■ **Task list**:
A. Name every export product category that the article on the Philippine trade deficit says recorded gains in November.
B. According to the article on the Philippine trade deficit, how large was the balance of trade in goods deficit in November?
C. Carry on the article about the Philippine trade deficit from its final sentence.

THE country’s trade deficit narrowed sharply in November 2025 as strong export growth outpaced a decline in imports, government data showed, offering some relief to the country’s external position.
Data from the Philippine Statistics Authority (PSA) shower that balance of trade in goods posted a deficit of $3.51 billion in November, down 28.8 percent from a year earlier. This followed a 27.9 percent annual contraction in the deficit in October, reversing the widening recorded in November 2024.
Total external trade in goods rose 6.1 percent year on year to $17.33 billion in November, from $16.33 billion a year earlier. Imports accounted for 60.1 percent of total trade, while exports made up the remaining 39.9 percent.
Exports surged 21.3 percent to $6.91 billion, driven largely by electronic products, which posted the biggest annual increase at $1.41 billion. Machinery and transport equipment and gold also recorded gains.

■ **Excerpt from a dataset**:
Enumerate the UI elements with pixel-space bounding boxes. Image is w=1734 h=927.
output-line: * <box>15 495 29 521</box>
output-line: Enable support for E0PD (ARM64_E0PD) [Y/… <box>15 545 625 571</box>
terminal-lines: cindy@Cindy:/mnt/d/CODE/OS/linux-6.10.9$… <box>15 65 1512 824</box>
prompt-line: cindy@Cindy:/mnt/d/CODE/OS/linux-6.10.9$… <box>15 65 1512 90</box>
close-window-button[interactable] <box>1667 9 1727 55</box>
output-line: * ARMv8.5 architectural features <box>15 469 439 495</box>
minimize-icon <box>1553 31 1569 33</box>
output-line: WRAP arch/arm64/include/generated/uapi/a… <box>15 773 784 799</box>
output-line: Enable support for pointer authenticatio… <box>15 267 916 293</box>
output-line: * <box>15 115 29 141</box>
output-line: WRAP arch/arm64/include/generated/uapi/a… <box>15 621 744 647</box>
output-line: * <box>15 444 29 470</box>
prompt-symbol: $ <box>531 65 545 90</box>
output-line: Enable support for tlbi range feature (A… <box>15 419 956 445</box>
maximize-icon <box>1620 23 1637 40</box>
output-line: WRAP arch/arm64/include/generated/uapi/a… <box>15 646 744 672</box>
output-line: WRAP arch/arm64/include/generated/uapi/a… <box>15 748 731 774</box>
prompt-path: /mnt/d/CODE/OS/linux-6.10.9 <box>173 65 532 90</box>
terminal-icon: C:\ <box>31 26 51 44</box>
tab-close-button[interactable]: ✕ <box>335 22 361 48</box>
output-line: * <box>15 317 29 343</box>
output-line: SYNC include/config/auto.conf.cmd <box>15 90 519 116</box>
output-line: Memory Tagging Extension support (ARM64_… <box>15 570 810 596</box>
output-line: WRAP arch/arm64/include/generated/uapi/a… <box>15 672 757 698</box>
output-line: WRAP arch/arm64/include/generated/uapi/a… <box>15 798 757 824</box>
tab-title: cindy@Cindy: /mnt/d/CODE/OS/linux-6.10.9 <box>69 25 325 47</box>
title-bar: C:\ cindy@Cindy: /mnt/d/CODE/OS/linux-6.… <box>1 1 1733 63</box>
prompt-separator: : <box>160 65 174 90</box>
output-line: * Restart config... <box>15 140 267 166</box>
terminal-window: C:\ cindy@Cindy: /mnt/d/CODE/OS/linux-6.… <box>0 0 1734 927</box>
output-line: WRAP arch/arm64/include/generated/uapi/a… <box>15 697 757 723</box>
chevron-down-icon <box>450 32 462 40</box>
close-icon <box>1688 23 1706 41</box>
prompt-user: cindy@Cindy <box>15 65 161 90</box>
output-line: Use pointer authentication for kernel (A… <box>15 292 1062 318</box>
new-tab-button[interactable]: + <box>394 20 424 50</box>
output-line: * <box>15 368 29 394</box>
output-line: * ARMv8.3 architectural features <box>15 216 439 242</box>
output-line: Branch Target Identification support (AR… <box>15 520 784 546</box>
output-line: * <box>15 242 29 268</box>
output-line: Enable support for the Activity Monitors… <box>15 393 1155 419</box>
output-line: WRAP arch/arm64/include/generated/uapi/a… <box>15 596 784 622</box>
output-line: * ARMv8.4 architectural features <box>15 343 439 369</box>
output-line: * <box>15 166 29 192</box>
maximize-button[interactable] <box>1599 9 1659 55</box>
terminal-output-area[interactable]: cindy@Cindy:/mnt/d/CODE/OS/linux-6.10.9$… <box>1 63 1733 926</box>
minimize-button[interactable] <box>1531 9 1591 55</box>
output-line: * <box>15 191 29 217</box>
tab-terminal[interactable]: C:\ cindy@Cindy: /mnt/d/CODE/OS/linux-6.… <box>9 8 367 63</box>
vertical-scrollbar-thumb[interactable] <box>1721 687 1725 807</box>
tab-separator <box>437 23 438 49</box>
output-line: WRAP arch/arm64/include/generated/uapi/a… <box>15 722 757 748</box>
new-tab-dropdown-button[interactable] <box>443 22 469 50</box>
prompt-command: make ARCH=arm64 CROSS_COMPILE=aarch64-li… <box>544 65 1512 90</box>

■ **Written responses**:
A. Electronic products, machinery and transport equipment, and gold.

B. $3.51 billion.

C.
Electronic products remained the country’s top export, generating $4.19 billion, or 60.7 percent of total export earnings. Manufactured goods accounted for more than four-fifths of exports, underscoring the sector’s continued dominance.
Hong Kong emerged as the Philippines’ largest export market in November, followed closely by the United States and Japan. By economic bloc, more than 80 percent of exports went to Asia-Pacific Economic Cooperation economies.
Imports, meanwhile, slipped two percent year on year to $10.42 billion, weighed down by lower purchases of metalliferous ores, mineral fuels and cereals. Electronic products remained the country’s largest import item, accounting for 27.6 percent of total imports.
China was the Philippines’ biggest source of imports during the month, followed by South Korea and Japan. More than 84.1 percent of total imports came from Asia-Pacific Economic Cooperation member economies.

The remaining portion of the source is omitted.